_STORED RECORDS_.
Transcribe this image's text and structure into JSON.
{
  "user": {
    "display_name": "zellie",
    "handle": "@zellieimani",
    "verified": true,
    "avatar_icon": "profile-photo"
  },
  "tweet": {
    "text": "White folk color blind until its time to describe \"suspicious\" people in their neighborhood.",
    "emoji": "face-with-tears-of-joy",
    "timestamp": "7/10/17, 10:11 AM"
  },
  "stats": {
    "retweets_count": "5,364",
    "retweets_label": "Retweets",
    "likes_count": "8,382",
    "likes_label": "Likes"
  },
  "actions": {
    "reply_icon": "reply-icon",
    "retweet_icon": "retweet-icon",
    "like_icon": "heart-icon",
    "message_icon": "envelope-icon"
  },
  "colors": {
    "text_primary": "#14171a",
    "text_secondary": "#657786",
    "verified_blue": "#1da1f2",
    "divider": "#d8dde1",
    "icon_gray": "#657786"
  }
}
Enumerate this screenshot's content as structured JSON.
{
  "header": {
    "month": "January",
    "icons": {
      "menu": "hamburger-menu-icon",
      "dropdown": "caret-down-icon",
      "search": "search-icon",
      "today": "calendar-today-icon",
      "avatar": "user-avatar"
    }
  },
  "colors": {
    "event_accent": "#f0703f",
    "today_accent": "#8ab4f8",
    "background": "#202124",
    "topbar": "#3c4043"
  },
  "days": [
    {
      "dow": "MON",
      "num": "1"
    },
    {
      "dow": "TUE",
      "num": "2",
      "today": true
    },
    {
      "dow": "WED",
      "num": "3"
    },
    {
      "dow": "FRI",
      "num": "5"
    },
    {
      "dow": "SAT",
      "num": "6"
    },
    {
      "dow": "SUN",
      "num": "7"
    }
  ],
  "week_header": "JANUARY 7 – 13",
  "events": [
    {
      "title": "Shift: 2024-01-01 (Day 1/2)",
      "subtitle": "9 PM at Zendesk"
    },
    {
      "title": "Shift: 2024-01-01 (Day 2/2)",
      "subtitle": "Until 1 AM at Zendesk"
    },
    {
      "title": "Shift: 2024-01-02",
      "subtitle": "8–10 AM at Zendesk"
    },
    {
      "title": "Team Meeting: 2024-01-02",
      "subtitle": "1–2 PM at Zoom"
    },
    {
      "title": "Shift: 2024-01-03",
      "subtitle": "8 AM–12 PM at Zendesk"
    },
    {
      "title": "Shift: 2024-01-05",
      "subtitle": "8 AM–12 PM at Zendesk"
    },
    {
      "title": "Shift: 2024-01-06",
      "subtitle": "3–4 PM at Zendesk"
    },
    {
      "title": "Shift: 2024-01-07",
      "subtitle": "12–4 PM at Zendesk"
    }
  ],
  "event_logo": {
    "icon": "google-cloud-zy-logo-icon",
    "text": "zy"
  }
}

_PROBLEM DESCRIPTION_.
Produce a verbatim transcription of the entries above.

_RESPONSE TO THIS TASK_.
Transcribe this image's text and structure into JSON.
{
  "user": {
    "display_name": "zellie",
    "handle": "@zellieimani",
    "verified": true,
    "avatar_icon": "profile-photo"
  },
  "tweet": {
    "text": "White folk color blind until its time to describe \"suspicious\" people in their neighborhood.",
    "emoji": "face-with-tears-of-joy",
    "timestamp": "7/10/17, 10:11 AM"
  },
  "stats": {
    "retweets_count": "5,364",
    "retweets_label": "Retweets",
    "likes_count": "8,382",
    "likes_label": "Likes"
  },
  "actions": {
    "reply_icon": "reply-icon",
    "retweet_icon": "retweet-icon",
    "like_icon": "heart-icon",
    "message_icon": "envelope-icon"
  },
  "colors": {
    "text_primary": "#14171a",
    "text_secondary": "#657786",
    "verified_blue": "#1da1f2",
    "divider": "#d8dde1",
    "icon_gray": "#657786"
  }
}
Enumerate this screenshot's content as structured JSON.
{
  "header": {
    "month": "January",
    "icons": {
      "menu": "hamburger-menu-icon",
      "dropdown": "caret-down-icon",
      "search": "search-icon",
      "today": "calendar-today-icon",
      "avatar": "user-avatar"
    }
  },
  "colors": {
    "event_accent": "#f0703f",
    "today_accent": "#8ab4f8",
    "background": "#202124",
    "topbar": "#3c4043"
  },
  "days": [
    {
      "dow": "MON",
      "num": "1"
    },
    {
      "dow": "TUE",
      "num": "2",
      "today": true
    },
    {
      "dow": "WED",
      "num": "3"
    },
    {
      "dow": "FRI",
      "num": "5"
    },
    {
      "dow": "SAT",
      "num": "6"
    },
    {
      "dow": "SUN",
      "num": "7"
    }
  ],
  "week_header": "JANUARY 7 – 13",
  "events": [
    {
      "title": "Shift: 2024-01-01 (Day 1/2)",
      "subtitle": "9 PM at Zendesk"
    },
    {
      "title": "Shift: 2024-01-01 (Day 2/2)",
      "subtitle": "Until 1 AM at Zendesk"
    },
    {
      "title": "Shift: 2024-01-02",
      "subtitle": "8–10 AM at Zendesk"
    },
    {
      "title": "Team Meeting: 2024-01-02",
      "subtitle": "1–2 PM at Zoom"
    },
    {
      "title": "Shift: 2024-01-03",
      "subtitle": "8 AM–12 PM at Zendesk"
    },
    {
      "title": "Shift: 2024-01-05",
      "subtitle": "8 AM–12 PM at Zendesk"
    },
    {
      "title": "Shift: 2024-01-06",
      "subtitle": "3–4 PM at Zendesk"
    },
    {
      "title": "Shift: 2024-01-07",
      "subtitle": "12–4 PM at Zendesk"
    }
  ],
  "event_logo": {
    "icon": "google-cloud-zy-logo-icon",
    "text": "zy"
  }
}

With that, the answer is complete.